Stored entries
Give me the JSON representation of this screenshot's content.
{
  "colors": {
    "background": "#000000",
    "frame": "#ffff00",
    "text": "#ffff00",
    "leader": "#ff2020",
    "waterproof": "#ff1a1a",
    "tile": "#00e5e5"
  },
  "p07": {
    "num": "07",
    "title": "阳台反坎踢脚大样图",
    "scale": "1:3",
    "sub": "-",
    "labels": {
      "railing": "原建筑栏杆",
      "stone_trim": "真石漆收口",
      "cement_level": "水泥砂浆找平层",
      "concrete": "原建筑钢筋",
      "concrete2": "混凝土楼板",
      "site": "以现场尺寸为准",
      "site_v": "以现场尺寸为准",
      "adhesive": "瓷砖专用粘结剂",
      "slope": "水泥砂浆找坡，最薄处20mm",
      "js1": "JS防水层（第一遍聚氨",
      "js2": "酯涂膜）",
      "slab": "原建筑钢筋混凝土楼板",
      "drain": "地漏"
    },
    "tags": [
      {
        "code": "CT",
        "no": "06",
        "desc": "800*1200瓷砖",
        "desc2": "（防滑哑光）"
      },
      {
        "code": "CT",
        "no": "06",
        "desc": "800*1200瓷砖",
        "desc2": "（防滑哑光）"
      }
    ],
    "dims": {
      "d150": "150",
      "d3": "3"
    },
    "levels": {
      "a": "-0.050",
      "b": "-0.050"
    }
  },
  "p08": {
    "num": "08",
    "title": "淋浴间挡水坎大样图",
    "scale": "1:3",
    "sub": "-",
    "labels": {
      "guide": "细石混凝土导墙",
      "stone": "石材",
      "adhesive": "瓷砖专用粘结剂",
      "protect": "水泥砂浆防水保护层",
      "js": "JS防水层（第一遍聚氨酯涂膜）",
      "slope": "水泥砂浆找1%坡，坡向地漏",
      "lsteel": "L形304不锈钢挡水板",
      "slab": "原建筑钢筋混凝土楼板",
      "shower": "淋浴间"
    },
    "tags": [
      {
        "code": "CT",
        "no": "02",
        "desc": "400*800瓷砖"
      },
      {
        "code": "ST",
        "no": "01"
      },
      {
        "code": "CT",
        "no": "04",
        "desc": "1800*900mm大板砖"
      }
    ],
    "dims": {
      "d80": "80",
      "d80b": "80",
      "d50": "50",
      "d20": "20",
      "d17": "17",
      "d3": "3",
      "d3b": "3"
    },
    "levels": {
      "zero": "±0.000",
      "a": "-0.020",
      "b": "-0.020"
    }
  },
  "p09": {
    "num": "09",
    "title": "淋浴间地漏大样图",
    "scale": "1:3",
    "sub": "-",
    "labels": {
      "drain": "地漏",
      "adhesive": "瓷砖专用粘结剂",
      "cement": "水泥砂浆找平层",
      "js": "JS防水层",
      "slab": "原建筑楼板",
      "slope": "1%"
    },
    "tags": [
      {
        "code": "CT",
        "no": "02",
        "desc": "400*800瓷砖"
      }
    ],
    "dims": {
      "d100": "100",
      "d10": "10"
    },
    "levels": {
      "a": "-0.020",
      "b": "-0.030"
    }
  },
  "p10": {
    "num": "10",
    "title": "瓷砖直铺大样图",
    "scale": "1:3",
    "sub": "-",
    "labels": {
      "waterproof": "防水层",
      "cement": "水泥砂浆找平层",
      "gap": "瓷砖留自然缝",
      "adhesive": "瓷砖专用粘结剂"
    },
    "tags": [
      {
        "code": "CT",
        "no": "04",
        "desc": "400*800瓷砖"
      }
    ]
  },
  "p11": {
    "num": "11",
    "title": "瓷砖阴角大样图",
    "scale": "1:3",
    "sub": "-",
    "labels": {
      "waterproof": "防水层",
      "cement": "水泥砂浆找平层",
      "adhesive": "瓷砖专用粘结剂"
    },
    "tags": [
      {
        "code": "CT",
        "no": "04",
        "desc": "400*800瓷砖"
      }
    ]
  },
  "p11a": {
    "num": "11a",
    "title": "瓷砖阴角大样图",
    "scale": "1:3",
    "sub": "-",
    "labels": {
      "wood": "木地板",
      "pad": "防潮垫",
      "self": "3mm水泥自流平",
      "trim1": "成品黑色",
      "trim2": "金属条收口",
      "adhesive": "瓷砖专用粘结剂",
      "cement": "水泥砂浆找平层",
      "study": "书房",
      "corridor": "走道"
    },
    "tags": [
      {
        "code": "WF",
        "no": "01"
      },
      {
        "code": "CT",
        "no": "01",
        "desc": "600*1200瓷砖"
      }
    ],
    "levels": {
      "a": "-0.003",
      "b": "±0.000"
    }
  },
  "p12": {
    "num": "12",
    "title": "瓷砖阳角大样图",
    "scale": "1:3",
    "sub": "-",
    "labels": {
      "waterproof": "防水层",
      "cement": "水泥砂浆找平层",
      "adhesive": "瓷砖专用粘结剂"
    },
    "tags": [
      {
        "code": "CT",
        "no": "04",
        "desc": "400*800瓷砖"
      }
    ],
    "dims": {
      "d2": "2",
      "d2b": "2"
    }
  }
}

TASK OBJECTIVE: Look through the entries above for the word "slope". Copy every line where it shows up.

WRITTEN ANSWER:
      "slope": "水泥砂浆找坡，最薄处20mm",
      "slope": "水泥砂浆找1%坡，坡向地漏",
      "slope": "1%"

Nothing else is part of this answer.